What Apple Didn’t Say About Siri

What You Didn’t Hear From Apple WWDC About Siri, Voice or AI

Apple’s Craig Federighi Presents Memoji at WWDC 2018


Apple held it’s annual worldwide developer conference (WWDC) this afternoon and there was widespread expectations about some big updates to Siri, the HomePod smart speaker and use of artificial intelligence. Well, none of these came to pass. Siri received a minor update in shortcuts and suggestions, but those aren’t really Siri features. They were simply called Siri features. Siri was only interacted with briefly in a single demo. Apple simply reclassified everything that seemed assistant-like under a Siri umbrella.

Given the recent updates to Google Assistant adding more voice options and introducing WaveNet technology to make them sound more humanlike, it was not far-fetched to expect a smoother-talking Siri or some variety in voice selection. But, no. This topic was never mentioned.

No Meaningful Machine Learning or AI Advances

Siri WWDC 2017 Promotion

Unlike last year’s claims by Siri leading up to WWDC 2017 that she was studying and getting smarter, this did not appear to be the case in 2018. Apple did not introduce a meaningful Siri AI upgrade although I suppose the “suggestions” feature loosely fits this description. That feature clearly uses machine learning to assess behavior and suggest actions proactively. However, this already exists in some apps. It may be getting better with this release, but I didn’t see anything stunning.

The new shortcuts feature will be useful, but is neither innovative nor is it AI. This is simply a programmatic rule feature that users can configure to conduct multiple activities through a single command. It is fair to say that the dynamic assignment of a specific phrase to execute a set of actions requires natural language processing (NLP). However, is that really a demonstration of a smarter Siri? It’s a nice addition that a few power users will employ, but the innovation here is really the configuration ease of use combined with availability on your iPhone. This won’t sell additional phones and is unlikely to increase Siri loyalty or delight.

No New HomePod

The biggest rumor in the voice industry was an anticipated lower-priced version of the HomePod smart speaker. This may still come to pass and be announced in Apple’s more traditional September hardware event. However, there was no device mentioned in this year’s event. The HomePod stole the spotlight at WWDC 2017, but to my knowledge was never mentioned at this year’s event.

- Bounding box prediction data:

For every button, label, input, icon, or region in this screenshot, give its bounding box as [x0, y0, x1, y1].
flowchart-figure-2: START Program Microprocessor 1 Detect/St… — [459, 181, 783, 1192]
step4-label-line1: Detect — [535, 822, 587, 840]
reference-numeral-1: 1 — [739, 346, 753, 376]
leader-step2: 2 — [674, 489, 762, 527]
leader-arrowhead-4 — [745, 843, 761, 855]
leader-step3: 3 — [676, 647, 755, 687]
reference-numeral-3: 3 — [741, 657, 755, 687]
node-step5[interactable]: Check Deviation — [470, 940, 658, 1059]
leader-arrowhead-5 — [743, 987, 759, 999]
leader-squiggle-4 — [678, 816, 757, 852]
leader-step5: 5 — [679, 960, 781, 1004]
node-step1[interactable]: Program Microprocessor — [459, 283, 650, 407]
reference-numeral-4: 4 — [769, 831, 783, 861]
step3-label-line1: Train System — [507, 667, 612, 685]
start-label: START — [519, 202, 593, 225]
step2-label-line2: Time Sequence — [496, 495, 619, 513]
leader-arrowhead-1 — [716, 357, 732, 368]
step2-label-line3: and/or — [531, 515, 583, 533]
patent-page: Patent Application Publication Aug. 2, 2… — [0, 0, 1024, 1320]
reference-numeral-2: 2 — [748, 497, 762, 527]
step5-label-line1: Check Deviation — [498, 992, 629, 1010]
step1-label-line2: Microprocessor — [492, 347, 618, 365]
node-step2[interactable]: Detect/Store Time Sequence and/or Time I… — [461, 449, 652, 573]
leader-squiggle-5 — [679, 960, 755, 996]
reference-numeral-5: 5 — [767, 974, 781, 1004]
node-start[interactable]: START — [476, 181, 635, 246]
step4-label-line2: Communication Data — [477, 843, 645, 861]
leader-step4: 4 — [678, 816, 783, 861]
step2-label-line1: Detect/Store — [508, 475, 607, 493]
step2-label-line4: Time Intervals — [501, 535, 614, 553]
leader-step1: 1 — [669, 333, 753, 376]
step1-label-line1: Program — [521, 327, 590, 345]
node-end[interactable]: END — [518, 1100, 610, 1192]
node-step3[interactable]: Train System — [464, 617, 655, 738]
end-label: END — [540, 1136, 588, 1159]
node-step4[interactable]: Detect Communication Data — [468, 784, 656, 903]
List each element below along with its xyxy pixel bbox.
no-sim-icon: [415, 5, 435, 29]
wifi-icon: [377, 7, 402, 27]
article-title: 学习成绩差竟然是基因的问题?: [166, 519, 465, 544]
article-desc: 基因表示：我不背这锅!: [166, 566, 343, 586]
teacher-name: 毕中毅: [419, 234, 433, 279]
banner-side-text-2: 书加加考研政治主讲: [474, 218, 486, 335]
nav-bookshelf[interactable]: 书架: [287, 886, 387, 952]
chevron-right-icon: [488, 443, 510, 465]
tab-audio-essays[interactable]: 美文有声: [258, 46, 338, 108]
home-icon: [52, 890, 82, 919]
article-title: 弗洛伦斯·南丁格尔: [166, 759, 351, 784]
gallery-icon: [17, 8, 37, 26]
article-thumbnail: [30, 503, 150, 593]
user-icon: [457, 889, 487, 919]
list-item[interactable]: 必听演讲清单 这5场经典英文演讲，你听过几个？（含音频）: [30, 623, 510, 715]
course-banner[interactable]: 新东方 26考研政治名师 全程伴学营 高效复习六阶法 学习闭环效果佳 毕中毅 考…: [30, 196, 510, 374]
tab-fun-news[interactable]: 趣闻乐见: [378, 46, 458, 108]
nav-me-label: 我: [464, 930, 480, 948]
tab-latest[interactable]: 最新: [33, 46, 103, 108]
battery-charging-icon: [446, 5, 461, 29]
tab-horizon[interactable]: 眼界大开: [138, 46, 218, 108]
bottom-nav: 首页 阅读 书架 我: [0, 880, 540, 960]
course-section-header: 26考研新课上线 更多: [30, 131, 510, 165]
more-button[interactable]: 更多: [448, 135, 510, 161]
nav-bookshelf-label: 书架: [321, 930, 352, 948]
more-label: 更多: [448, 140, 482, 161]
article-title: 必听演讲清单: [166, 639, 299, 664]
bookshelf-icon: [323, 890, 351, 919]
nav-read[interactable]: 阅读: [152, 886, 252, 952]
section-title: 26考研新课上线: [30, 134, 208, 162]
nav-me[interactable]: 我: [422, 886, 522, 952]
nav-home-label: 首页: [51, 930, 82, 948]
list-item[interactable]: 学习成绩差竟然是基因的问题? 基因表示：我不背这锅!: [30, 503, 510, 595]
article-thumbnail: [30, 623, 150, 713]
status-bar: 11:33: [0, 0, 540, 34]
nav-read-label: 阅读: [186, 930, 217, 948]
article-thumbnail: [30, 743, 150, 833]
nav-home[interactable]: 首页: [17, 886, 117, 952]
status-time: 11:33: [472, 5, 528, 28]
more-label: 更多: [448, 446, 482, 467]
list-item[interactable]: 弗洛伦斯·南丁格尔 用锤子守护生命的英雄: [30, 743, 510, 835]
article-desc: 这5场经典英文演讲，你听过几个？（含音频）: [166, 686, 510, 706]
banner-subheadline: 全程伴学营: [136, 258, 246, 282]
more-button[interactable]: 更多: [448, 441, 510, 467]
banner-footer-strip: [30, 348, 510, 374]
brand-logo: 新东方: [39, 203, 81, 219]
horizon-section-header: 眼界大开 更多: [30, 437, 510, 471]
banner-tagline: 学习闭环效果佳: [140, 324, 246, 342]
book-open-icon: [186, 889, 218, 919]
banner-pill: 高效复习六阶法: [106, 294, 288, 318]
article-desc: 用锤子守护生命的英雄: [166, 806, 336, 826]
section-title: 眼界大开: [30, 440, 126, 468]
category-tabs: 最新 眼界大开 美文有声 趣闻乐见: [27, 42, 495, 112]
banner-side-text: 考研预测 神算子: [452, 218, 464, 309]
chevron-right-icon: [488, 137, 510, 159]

- Actions to take:
1) According to the WWDC article, in what event might Apple still announce a lower-priced HomePod?
2) Repeat the part of the WWDC article starting with "The new shortcuts" and going on through "loyalty or delight.".
3) Go on with the article about Siri at WWDC from the point where it stops.

- Solved tasks:
1) Apple's more traditional September hardware event.

2)
The new shortcuts feature will be useful, but is neither innovative nor is it AI. This is simply a programmatic rule feature that users can configure to conduct multiple activities through a single command. It is fair to say that the dynamic assignment of a specific phrase to execute a set of actions requires natural language processing (NLP). However, is that really a demonstration of a smarter Siri? It’s a nice addition that a few power users will employ, but the innovation here is really the configuration ease of use combined with availability on your iPhone. This won’t sell additional phones and is unlikely to increase Siri loyalty or delight.

3)
Even if the company wasn’t ready to announce a new or updated hardware product, you would think that new features might be good candidates for discussion. Then again, some of the HomePod features announced at least year’s event were just delivered in the past two weeks. It could be that it took every developer cycle just to fulfill old promises and that new features were not an option.

A U.S. consumer survey by Voicebot and Voysis found that HomePod has jumped out to 4% smart speaker market share after just four months since launch. Maybe this performance was so lackluster that Apple chose to ignore last year’s biggest star in favor of obscurity. Rumors that Apple has cut HomePod production orders may still be true even if a couple of million devices were sold in the U.S. after launch. Given their past issues with a delayed launch that missed the 2017 holiday season and universal scorn for a limited smart speaker feature set, maybe the decision was to wait until they had a better package of news to announce.

Competing in the Voice Race?

A question remains. How long will Apple users wait for Siri to advance? Amazon Alexa and Google Assistant are setting a furious pace of innovation and making it harder for Apple to catch up as each month passes. If voice assistant features turn out to be inconsequential to consumers, then Apple will not pay a price for delay. However, if voice assistants become viewed as central as text messaging is to smartphone use, then the price may be high. You can’t blame voice industry professionals and consumers if they look at Apple and assume the company is following a voice-second strategy. It will be interesting to see if the window of opportunity is closing and if Apple can pry it back open in the future. Let me know what you think on Twitter.

Editors Note: This article was updated on June 5, 2018 to reflect additional information about Siri demonstration during the WWDC event and pre-event promotions.